§ **Your objective**:
Check each line for the string "Soil". Give only the count of lines that have it.

§ **Rows from a figure dataset**:
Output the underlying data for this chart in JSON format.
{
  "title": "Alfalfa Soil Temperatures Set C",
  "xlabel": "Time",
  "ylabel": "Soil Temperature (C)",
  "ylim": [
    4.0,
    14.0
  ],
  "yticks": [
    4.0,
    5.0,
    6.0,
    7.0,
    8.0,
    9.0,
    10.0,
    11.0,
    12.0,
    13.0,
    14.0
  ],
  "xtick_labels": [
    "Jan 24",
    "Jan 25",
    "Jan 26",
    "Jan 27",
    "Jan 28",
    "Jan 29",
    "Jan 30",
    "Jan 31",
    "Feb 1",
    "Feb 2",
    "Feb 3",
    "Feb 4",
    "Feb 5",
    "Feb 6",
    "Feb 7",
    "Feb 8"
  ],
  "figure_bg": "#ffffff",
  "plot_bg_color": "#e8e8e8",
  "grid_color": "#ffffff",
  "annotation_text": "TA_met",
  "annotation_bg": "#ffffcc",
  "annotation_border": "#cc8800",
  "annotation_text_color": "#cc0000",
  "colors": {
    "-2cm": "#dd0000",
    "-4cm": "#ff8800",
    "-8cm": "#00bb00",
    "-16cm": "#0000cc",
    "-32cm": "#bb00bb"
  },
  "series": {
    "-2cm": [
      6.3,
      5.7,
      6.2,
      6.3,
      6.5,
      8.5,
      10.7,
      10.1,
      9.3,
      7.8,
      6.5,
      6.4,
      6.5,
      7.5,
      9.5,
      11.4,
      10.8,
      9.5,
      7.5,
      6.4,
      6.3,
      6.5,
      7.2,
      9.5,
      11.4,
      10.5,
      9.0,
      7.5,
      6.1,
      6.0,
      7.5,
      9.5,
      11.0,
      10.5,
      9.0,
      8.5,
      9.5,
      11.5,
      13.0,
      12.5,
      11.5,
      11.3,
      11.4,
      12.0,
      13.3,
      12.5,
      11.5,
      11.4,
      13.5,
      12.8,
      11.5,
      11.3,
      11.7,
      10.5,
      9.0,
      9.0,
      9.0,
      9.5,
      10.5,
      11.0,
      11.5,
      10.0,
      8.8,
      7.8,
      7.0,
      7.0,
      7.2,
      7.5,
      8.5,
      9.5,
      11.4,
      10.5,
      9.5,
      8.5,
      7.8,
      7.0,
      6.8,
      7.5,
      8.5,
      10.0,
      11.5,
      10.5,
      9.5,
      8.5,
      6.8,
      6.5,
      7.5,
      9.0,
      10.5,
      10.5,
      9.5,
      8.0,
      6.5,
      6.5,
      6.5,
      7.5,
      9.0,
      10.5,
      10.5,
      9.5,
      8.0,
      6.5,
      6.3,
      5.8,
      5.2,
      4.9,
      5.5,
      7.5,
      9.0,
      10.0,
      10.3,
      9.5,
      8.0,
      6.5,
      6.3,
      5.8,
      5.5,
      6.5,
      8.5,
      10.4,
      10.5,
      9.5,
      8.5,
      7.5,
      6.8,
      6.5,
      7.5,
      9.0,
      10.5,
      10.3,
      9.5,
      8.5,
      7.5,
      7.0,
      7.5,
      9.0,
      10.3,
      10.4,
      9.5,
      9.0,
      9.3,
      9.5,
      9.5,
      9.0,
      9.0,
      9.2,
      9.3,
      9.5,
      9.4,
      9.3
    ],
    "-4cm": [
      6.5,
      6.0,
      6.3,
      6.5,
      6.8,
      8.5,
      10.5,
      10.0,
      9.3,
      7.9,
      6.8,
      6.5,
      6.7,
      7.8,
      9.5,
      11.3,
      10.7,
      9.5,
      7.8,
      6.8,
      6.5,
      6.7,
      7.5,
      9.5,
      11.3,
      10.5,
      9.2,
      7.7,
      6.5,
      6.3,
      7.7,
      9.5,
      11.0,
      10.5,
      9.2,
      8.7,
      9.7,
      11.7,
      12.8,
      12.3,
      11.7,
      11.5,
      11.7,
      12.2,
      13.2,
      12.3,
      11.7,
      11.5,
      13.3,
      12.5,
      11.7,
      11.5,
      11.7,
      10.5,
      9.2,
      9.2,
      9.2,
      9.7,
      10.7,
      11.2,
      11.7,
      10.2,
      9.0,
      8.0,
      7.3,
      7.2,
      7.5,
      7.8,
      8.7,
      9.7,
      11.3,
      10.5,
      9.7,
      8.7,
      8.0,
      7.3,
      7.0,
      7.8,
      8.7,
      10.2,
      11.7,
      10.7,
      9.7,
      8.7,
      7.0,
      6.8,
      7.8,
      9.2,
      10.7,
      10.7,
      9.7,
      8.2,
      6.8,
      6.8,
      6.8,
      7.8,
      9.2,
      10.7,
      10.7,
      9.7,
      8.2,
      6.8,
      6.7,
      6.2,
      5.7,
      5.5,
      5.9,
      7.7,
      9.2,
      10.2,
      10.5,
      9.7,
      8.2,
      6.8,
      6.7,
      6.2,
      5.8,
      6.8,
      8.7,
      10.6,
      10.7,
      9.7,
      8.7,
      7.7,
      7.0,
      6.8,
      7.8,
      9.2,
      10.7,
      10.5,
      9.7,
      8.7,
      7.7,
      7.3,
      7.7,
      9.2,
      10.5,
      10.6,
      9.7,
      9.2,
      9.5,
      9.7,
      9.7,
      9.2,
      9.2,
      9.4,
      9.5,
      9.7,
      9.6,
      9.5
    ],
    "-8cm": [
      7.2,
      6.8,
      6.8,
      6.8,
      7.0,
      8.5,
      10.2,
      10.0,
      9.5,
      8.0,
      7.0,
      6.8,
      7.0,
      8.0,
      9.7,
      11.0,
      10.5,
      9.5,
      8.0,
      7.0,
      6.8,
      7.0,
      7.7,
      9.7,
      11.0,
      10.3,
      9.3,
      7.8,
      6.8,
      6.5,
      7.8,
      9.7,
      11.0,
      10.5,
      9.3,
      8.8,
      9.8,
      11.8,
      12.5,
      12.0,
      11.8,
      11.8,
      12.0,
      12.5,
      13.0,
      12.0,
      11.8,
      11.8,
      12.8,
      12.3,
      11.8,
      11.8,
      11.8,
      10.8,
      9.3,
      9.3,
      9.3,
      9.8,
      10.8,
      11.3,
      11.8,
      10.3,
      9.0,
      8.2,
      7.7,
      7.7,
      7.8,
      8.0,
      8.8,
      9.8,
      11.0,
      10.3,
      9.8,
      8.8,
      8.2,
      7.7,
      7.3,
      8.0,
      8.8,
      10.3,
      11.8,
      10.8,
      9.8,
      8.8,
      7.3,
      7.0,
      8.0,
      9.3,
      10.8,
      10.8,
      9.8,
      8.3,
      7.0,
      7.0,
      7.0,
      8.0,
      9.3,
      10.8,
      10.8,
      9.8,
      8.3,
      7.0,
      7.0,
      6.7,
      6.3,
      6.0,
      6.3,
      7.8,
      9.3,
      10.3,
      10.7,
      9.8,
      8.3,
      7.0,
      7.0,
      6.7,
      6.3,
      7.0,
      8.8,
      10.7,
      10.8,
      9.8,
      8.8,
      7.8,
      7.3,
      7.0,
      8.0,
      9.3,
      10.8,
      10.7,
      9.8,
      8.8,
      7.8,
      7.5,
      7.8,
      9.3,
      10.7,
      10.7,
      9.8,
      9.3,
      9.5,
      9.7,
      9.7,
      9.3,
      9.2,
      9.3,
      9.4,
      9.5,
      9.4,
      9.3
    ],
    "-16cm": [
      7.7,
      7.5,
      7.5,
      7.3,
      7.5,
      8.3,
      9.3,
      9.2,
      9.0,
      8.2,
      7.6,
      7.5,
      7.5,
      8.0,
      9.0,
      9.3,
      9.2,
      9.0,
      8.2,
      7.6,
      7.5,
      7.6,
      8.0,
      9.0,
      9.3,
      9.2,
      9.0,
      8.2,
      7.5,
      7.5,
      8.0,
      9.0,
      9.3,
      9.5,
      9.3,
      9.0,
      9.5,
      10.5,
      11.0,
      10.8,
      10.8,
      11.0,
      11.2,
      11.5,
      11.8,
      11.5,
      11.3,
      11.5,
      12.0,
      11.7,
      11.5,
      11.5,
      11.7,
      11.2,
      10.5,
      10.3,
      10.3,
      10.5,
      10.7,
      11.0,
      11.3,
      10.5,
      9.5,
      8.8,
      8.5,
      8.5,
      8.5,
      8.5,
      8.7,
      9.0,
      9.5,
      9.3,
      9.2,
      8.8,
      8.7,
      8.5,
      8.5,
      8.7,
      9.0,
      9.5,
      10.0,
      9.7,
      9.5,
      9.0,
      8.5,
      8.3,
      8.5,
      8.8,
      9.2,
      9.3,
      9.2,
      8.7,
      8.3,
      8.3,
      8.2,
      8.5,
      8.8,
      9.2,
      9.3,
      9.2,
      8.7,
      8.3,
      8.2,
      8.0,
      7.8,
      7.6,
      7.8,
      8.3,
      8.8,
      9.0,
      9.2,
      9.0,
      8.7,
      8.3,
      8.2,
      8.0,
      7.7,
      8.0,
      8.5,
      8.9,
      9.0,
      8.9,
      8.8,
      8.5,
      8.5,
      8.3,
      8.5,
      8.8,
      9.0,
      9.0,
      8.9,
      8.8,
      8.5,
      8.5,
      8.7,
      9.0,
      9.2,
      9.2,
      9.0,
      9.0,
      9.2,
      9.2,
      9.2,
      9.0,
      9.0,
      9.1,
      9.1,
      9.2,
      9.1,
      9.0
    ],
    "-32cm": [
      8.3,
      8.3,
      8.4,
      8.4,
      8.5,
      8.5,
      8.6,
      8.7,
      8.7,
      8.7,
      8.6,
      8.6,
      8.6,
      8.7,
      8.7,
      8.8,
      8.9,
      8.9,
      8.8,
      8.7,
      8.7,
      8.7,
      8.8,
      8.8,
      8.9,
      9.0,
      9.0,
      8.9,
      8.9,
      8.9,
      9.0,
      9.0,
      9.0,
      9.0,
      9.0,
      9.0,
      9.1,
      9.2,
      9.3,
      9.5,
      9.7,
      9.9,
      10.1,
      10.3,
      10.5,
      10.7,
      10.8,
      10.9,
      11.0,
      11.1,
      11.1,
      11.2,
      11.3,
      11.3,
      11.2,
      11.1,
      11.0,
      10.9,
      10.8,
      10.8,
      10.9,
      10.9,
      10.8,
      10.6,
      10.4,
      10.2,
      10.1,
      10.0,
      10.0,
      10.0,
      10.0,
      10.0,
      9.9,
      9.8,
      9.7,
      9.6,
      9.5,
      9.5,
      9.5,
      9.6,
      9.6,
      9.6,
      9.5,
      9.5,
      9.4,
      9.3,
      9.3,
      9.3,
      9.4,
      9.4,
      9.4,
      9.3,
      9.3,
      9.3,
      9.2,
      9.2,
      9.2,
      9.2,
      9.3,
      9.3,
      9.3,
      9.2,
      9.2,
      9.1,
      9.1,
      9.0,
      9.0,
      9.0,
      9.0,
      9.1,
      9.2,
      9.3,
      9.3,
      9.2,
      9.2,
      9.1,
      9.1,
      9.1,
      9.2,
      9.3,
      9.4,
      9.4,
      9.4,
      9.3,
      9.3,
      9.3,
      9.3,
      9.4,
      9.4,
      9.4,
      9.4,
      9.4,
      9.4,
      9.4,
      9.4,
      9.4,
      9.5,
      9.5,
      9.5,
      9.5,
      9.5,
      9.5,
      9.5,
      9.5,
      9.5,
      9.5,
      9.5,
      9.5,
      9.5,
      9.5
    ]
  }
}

§ **Response**:
2